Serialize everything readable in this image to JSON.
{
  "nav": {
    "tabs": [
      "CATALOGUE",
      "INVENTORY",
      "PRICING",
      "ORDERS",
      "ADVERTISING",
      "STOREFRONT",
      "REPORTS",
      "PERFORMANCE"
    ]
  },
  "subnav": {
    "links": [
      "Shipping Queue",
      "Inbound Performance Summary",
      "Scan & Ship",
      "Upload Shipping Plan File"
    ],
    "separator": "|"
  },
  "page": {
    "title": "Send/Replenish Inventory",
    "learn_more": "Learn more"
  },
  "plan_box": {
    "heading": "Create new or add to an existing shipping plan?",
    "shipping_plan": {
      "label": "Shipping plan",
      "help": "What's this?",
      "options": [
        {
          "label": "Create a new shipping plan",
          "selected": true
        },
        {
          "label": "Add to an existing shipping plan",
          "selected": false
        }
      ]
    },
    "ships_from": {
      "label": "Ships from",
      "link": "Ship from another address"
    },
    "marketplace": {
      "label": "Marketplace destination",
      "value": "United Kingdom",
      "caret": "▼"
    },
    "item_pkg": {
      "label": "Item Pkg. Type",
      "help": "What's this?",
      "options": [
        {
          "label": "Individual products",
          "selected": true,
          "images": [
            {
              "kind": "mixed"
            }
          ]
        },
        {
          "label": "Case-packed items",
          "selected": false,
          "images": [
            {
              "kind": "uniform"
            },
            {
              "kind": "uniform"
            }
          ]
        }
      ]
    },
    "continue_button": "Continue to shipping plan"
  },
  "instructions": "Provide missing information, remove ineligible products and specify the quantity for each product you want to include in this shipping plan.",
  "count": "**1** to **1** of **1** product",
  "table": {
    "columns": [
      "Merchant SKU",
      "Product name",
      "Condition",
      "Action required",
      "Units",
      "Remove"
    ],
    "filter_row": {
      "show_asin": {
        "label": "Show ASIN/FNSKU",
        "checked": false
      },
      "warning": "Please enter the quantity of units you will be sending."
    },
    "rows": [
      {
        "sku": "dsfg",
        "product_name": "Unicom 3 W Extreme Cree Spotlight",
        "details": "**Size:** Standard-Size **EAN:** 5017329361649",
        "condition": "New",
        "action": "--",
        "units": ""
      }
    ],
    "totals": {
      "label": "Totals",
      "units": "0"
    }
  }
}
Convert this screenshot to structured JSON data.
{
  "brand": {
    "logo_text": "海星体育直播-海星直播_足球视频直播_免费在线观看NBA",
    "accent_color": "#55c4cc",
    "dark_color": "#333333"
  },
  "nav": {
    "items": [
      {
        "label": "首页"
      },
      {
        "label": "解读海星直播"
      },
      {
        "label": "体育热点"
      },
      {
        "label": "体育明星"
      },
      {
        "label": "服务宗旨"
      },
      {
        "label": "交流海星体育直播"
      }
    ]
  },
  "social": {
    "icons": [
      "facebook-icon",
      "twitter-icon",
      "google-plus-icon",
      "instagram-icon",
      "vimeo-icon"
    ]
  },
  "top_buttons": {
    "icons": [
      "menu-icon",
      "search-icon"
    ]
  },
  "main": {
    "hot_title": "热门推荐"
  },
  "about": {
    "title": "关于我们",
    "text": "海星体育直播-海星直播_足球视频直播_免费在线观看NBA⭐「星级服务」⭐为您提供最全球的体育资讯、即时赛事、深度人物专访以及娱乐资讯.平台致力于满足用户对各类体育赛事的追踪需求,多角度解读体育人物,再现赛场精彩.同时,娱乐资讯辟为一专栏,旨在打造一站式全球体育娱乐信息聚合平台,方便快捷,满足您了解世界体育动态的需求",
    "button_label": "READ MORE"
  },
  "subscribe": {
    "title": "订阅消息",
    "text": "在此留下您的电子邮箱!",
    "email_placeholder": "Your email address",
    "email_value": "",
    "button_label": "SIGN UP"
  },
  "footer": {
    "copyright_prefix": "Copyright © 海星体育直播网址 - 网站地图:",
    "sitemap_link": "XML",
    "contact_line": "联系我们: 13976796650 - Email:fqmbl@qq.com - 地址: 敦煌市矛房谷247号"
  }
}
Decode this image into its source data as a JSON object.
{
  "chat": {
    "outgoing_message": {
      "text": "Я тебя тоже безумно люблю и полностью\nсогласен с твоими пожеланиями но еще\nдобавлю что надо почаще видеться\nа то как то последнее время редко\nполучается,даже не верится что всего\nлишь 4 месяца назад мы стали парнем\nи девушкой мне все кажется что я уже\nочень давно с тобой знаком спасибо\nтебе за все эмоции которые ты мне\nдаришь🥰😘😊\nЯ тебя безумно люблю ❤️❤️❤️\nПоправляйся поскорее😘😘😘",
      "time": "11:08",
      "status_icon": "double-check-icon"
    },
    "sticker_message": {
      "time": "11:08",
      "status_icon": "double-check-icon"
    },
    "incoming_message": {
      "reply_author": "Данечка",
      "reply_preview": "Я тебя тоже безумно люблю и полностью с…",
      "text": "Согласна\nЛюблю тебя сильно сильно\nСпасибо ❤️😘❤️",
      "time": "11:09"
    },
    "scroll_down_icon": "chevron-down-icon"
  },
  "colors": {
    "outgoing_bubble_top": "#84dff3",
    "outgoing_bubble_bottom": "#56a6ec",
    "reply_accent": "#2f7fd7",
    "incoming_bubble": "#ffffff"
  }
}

* TASK TO COMPLETE *
Return every record, word for word.

* SOLUTION *
Serialize everything readable in this image to JSON.
{
  "nav": {
    "tabs": [
      "CATALOGUE",
      "INVENTORY",
      "PRICING",
      "ORDERS",
      "ADVERTISING",
      "STOREFRONT",
      "REPORTS",
      "PERFORMANCE"
    ]
  },
  "subnav": {
    "links": [
      "Shipping Queue",
      "Inbound Performance Summary",
      "Scan & Ship",
      "Upload Shipping Plan File"
    ],
    "separator": "|"
  },
  "page": {
    "title": "Send/Replenish Inventory",
    "learn_more": "Learn more"
  },
  "plan_box": {
    "heading": "Create new or add to an existing shipping plan?",
    "shipping_plan": {
      "label": "Shipping plan",
      "help": "What's this?",
      "options": [
        {
          "label": "Create a new shipping plan",
          "selected": true
        },
        {
          "label": "Add to an existing shipping plan",
          "selected": false
        }
      ]
    },
    "ships_from": {
      "label": "Ships from",
      "link": "Ship from another address"
    },
    "marketplace": {
      "label": "Marketplace destination",
      "value": "United Kingdom",
      "caret": "▼"
    },
    "item_pkg": {
      "label": "Item Pkg. Type",
      "help": "What's this?",
      "options": [
        {
          "label": "Individual products",
          "selected": true,
          "images": [
            {
              "kind": "mixed"
            }
          ]
        },
        {
          "label": "Case-packed items",
          "selected": false,
          "images": [
            {
              "kind": "uniform"
            },
            {
              "kind": "uniform"
            }
          ]
        }
      ]
    },
    "continue_button": "Continue to shipping plan"
  },
  "instructions": "Provide missing information, remove ineligible products and specify the quantity for each product you want to include in this shipping plan.",
  "count": "**1** to **1** of **1** product",
  "table": {
    "columns": [
      "Merchant SKU",
      "Product name",
      "Condition",
      "Action required",
      "Units",
      "Remove"
    ],
    "filter_row": {
      "show_asin": {
        "label": "Show ASIN/FNSKU",
        "checked": false
      },
      "warning": "Please enter the quantity of units you will be sending."
    },
    "rows": [
      {
        "sku": "dsfg",
        "product_name": "Unicom 3 W Extreme Cree Spotlight",
        "details": "**Size:** Standard-Size **EAN:** 5017329361649",
        "condition": "New",
        "action": "--",
        "units": ""
      }
    ],
    "totals": {
      "label": "Totals",
      "units": "0"
    }
  }
}
Convert this screenshot to structured JSON data.
{
  "brand": {
    "logo_text": "海星体育直播-海星直播_足球视频直播_免费在线观看NBA",
    "accent_color": "#55c4cc",
    "dark_color": "#333333"
  },
  "nav": {
    "items": [
      {
        "label": "首页"
      },
      {
        "label": "解读海星直播"
      },
      {
        "label": "体育热点"
      },
      {
        "label": "体育明星"
      },
      {
        "label": "服务宗旨"
      },
      {
        "label": "交流海星体育直播"
      }
    ]
  },
  "social": {
    "icons": [
      "facebook-icon",
      "twitter-icon",
      "google-plus-icon",
      "instagram-icon",
      "vimeo-icon"
    ]
  },
  "top_buttons": {
    "icons": [
      "menu-icon",
      "search-icon"
    ]
  },
  "main": {
    "hot_title": "热门推荐"
  },
  "about": {
    "title": "关于我们",
    "text": "海星体育直播-海星直播_足球视频直播_免费在线观看NBA⭐「星级服务」⭐为您提供最全球的体育资讯、即时赛事、深度人物专访以及娱乐资讯.平台致力于满足用户对各类体育赛事的追踪需求,多角度解读体育人物,再现赛场精彩.同时,娱乐资讯辟为一专栏,旨在打造一站式全球体育娱乐信息聚合平台,方便快捷,满足您了解世界体育动态的需求",
    "button_label": "READ MORE"
  },
  "subscribe": {
    "title": "订阅消息",
    "text": "在此留下您的电子邮箱!",
    "email_placeholder": "Your email address",
    "email_value": "",
    "button_label": "SIGN UP"
  },
  "footer": {
    "copyright_prefix": "Copyright © 海星体育直播网址 - 网站地图:",
    "sitemap_link": "XML",
    "contact_line": "联系我们: 13976796650 - Email:fqmbl@qq.com - 地址: 敦煌市矛房谷247号"
  }
}
Decode this image into its source data as a JSON object.
{
  "chat": {
    "outgoing_message": {
      "text": "Я тебя тоже безумно люблю и полностью\nсогласен с твоими пожеланиями но еще\nдобавлю что надо почаще видеться\nа то как то последнее время редко\nполучается,даже не верится что всего\nлишь 4 месяца назад мы стали парнем\nи девушкой мне все кажется что я уже\nочень давно с тобой знаком спасибо\nтебе за все эмоции которые ты мне\nдаришь🥰😘😊\nЯ тебя безумно люблю ❤️❤️❤️\nПоправляйся поскорее😘😘😘",
      "time": "11:08",
      "status_icon": "double-check-icon"
    },
    "sticker_message": {
      "time": "11:08",
      "status_icon": "double-check-icon"
    },
    "incoming_message": {
      "reply_author": "Данечка",
      "reply_preview": "Я тебя тоже безумно люблю и полностью с…",
      "text": "Согласна\nЛюблю тебя сильно сильно\nСпасибо ❤️😘❤️",
      "time": "11:09"
    },
    "scroll_down_icon": "chevron-down-icon"
  },
  "colors": {
    "outgoing_bubble_top": "#84dff3",
    "outgoing_bubble_bottom": "#56a6ec",
    "reply_accent": "#2f7fd7",
    "incoming_bubble": "#ffffff"
  }
}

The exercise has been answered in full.